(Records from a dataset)
++++++++++

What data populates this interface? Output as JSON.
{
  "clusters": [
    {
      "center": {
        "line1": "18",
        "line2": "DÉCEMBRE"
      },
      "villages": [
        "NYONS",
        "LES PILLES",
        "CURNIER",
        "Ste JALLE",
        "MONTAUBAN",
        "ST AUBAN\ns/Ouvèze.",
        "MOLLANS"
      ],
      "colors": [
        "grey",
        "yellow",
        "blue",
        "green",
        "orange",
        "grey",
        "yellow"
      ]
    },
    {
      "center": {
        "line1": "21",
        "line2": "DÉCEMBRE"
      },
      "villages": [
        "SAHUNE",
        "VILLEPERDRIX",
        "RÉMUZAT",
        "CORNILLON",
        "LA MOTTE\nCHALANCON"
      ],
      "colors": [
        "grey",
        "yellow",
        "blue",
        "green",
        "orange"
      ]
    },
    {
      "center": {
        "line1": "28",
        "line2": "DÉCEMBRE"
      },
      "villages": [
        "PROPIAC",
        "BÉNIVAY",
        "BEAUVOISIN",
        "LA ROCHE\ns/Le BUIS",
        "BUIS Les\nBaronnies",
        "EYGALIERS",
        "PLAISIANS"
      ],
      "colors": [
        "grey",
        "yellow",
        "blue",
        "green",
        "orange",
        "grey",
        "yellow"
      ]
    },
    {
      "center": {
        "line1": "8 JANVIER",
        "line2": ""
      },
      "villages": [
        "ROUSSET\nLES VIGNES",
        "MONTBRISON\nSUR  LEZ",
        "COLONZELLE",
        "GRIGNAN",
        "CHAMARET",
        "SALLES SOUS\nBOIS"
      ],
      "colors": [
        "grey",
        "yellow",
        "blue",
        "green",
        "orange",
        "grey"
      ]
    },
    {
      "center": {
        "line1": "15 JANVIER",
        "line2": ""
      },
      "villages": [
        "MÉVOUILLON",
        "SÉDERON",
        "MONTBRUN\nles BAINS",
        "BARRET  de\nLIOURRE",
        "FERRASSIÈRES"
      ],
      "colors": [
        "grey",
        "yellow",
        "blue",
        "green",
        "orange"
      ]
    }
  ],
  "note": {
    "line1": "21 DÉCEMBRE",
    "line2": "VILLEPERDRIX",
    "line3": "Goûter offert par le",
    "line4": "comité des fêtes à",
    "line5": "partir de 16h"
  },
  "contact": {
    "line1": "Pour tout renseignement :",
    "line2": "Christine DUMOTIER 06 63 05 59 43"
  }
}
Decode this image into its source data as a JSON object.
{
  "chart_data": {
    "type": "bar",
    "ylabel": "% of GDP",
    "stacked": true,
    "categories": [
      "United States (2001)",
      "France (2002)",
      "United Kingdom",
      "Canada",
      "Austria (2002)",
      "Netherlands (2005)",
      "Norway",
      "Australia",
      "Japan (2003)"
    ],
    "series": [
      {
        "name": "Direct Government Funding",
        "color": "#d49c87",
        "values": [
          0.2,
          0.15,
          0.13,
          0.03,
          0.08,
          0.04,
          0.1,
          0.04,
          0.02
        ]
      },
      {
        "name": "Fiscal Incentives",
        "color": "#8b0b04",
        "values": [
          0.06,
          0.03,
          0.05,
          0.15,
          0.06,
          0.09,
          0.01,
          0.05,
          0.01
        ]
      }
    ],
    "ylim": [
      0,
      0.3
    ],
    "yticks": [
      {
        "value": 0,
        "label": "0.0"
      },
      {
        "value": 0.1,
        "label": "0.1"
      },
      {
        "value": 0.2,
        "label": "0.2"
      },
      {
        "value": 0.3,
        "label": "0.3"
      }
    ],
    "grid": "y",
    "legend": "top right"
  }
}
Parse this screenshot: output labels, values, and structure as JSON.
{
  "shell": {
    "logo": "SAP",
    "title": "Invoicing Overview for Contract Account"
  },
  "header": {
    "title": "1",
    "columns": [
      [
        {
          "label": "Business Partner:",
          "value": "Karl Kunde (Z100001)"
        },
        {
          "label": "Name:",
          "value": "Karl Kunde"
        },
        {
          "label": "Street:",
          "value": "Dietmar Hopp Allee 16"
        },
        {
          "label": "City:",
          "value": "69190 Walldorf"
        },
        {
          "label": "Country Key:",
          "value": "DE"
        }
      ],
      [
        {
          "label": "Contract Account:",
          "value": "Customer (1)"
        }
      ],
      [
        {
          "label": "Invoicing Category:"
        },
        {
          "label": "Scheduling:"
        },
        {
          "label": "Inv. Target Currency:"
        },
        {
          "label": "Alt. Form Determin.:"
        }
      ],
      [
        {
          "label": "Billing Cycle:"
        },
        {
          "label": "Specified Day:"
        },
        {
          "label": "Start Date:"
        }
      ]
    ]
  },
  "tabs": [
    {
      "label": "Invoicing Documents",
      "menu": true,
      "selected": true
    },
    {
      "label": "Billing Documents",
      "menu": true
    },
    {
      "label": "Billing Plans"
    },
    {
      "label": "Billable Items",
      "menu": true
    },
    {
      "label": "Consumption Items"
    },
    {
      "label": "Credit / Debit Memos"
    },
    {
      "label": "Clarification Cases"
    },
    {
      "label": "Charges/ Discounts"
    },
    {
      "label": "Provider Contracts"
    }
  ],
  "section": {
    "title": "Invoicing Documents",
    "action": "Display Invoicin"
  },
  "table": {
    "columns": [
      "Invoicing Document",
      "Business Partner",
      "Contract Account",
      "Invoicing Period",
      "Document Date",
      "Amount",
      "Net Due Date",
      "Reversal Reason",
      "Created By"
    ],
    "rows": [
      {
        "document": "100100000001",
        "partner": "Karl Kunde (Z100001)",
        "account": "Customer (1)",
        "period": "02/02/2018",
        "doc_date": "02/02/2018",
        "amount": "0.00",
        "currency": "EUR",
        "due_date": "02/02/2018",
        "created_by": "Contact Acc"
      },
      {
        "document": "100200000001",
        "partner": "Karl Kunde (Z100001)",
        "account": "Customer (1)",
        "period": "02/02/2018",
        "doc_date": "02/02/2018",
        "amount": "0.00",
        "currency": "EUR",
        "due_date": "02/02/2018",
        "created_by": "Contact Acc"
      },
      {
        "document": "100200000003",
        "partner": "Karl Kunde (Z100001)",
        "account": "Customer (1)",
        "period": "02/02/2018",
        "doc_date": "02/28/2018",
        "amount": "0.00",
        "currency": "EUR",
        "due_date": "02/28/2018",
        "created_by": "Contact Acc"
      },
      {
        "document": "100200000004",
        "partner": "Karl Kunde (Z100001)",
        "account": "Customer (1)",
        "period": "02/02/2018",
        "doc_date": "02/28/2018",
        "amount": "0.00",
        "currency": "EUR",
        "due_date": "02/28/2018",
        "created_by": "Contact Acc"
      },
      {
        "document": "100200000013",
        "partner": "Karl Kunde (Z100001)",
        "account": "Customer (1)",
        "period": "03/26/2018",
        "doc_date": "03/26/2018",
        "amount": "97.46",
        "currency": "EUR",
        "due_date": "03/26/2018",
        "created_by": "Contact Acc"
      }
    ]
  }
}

++++++++++

Each line of the listing above should be output exactly.

■ Expected output ■
What data populates this interface? Output as JSON.
{
  "clusters": [
    {
      "center": {
        "line1": "18",
        "line2": "DÉCEMBRE"
      },
      "villages": [
        "NYONS",
        "LES PILLES",
        "CURNIER",
        "Ste JALLE",
        "MONTAUBAN",
        "ST AUBAN\ns/Ouvèze.",
        "MOLLANS"
      ],
      "colors": [
        "grey",
        "yellow",
        "blue",
        "green",
        "orange",
        "grey",
        "yellow"
      ]
    },
    {
      "center": {
        "line1": "21",
        "line2": "DÉCEMBRE"
      },
      "villages": [
        "SAHUNE",
        "VILLEPERDRIX",
        "RÉMUZAT",
        "CORNILLON",
        "LA MOTTE\nCHALANCON"
      ],
      "colors": [
        "grey",
        "yellow",
        "blue",
        "green",
        "orange"
      ]
    },
    {
      "center": {
        "line1": "28",
        "line2": "DÉCEMBRE"
      },
      "villages": [
        "PROPIAC",
        "BÉNIVAY",
        "BEAUVOISIN",
        "LA ROCHE\ns/Le BUIS",
        "BUIS Les\nBaronnies",
        "EYGALIERS",
        "PLAISIANS"
      ],
      "colors": [
        "grey",
        "yellow",
        "blue",
        "green",
        "orange",
        "grey",
        "yellow"
      ]
    },
    {
      "center": {
        "line1": "8 JANVIER",
        "line2": ""
      },
      "villages": [
        "ROUSSET\nLES VIGNES",
        "MONTBRISON\nSUR  LEZ",
        "COLONZELLE",
        "GRIGNAN",
        "CHAMARET",
        "SALLES SOUS\nBOIS"
      ],
      "colors": [
        "grey",
        "yellow",
        "blue",
        "green",
        "orange",
        "grey"
      ]
    },
    {
      "center": {
        "line1": "15 JANVIER",
        "line2": ""
      },
      "villages": [
        "MÉVOUILLON",
        "SÉDERON",
        "MONTBRUN\nles BAINS",
        "BARRET  de\nLIOURRE",
        "FERRASSIÈRES"
      ],
      "colors": [
        "grey",
        "yellow",
        "blue",
        "green",
        "orange"
      ]
    }
  ],
  "note": {
    "line1": "21 DÉCEMBRE",
    "line2": "VILLEPERDRIX",
    "line3": "Goûter offert par le",
    "line4": "comité des fêtes à",
    "line5": "partir de 16h"
  },
  "contact": {
    "line1": "Pour tout renseignement :",
    "line2": "Christine DUMOTIER 06 63 05 59 43"
  }
}
Decode this image into its source data as a JSON object.
{
  "chart_data": {
    "type": "bar",
    "ylabel": "% of GDP",
    "stacked": true,
    "categories": [
      "United States (2001)",
      "France (2002)",
      "United Kingdom",
      "Canada",
      "Austria (2002)",
      "Netherlands (2005)",
      "Norway",
      "Australia",
      "Japan (2003)"
    ],
    "series": [
      {
        "name": "Direct Government Funding",
        "color": "#d49c87",
        "values": [
          0.2,
          0.15,
          0.13,
          0.03,
          0.08,
          0.04,
          0.1,
          0.04,
          0.02
        ]
      },
      {
        "name": "Fiscal Incentives",
        "color": "#8b0b04",
        "values": [
          0.06,
          0.03,
          0.05,
          0.15,
          0.06,
          0.09,
          0.01,
          0.05,
          0.01
        ]
      }
    ],
    "ylim": [
      0,
      0.3
    ],
    "yticks": [
      {
        "value": 0,
        "label": "0.0"
      },
      {
        "value": 0.1,
        "label": "0.1"
      },
      {
        "value": 0.2,
        "label": "0.2"
      },
      {
        "value": 0.3,
        "label": "0.3"
      }
    ],
    "grid": "y",
    "legend": "top right"
  }
}
Parse this screenshot: output labels, values, and structure as JSON.
{
  "shell": {
    "logo": "SAP",
    "title": "Invoicing Overview for Contract Account"
  },
  "header": {
    "title": "1",
    "columns": [
      [
        {
          "label": "Business Partner:",
          "value": "Karl Kunde (Z100001)"
        },
        {
          "label": "Name:",
          "value": "Karl Kunde"
        },
        {
          "label": "Street:",
          "value": "Dietmar Hopp Allee 16"
        },
        {
          "label": "City:",
          "value": "69190 Walldorf"
        },
        {
          "label": "Country Key:",
          "value": "DE"
        }
      ],
      [
        {
          "label": "Contract Account:",
          "value": "Customer (1)"
        }
      ],
      [
        {
          "label": "Invoicing Category:"
        },
        {
          "label": "Scheduling:"
        },
        {
          "label": "Inv. Target Currency:"
        },
        {
          "label": "Alt. Form Determin.:"
        }
      ],
      [
        {
          "label": "Billing Cycle:"
        },
        {
          "label": "Specified Day:"
        },
        {
          "label": "Start Date:"
        }
      ]
    ]
  },
  "tabs": [
    {
      "label": "Invoicing Documents",
      "menu": true,
      "selected": true
    },
    {
      "label": "Billing Documents",
      "menu": true
    },
    {
      "label": "Billing Plans"
    },
    {
      "label": "Billable Items",
      "menu": true
    },
    {
      "label": "Consumption Items"
    },
    {
      "label": "Credit / Debit Memos"
    },
    {
      "label": "Clarification Cases"
    },
    {
      "label": "Charges/ Discounts"
    },
    {
      "label": "Provider Contracts"
    }
  ],
  "section": {
    "title": "Invoicing Documents",
    "action": "Display Invoicin"
  },
  "table": {
    "columns": [
      "Invoicing Document",
      "Business Partner",
      "Contract Account",
      "Invoicing Period",
      "Document Date",
      "Amount",
      "Net Due Date",
      "Reversal Reason",
      "Created By"
    ],
    "rows": [
      {
        "document": "100100000001",
        "partner": "Karl Kunde (Z100001)",
        "account": "Customer (1)",
        "period": "02/02/2018",
        "doc_date": "02/02/2018",
        "amount": "0.00",
        "currency": "EUR",
        "due_date": "02/02/2018",
        "created_by": "Contact Acc"
      },
      {
        "document": "100200000001",
        "partner": "Karl Kunde (Z100001)",
        "account": "Customer (1)",
        "period": "02/02/2018",
        "doc_date": "02/02/2018",
        "amount": "0.00",
        "currency": "EUR",
        "due_date": "02/02/2018",
        "created_by": "Contact Acc"
      },
      {
        "document": "100200000003",
        "partner": "Karl Kunde (Z100001)",
        "account": "Customer (1)",
        "period": "02/02/2018",
        "doc_date": "02/28/2018",
        "amount": "0.00",
        "currency": "EUR",
        "due_date": "02/28/2018",
        "created_by": "Contact Acc"
      },
      {
        "document": "100200000004",
        "partner": "Karl Kunde (Z100001)",
        "account": "Customer (1)",
        "period": "02/02/2018",
        "doc_date": "02/28/2018",
        "amount": "0.00",
        "currency": "EUR",
        "due_date": "02/28/2018",
        "created_by": "Contact Acc"
      },
      {
        "document": "100200000013",
        "partner": "Karl Kunde (Z100001)",
        "account": "Customer (1)",
        "period": "03/26/2018",
        "doc_date": "03/26/2018",
        "amount": "97.46",
        "currency": "EUR",
        "due_date": "03/26/2018",
        "created_by": "Contact Acc"
      }
    ]
  }
}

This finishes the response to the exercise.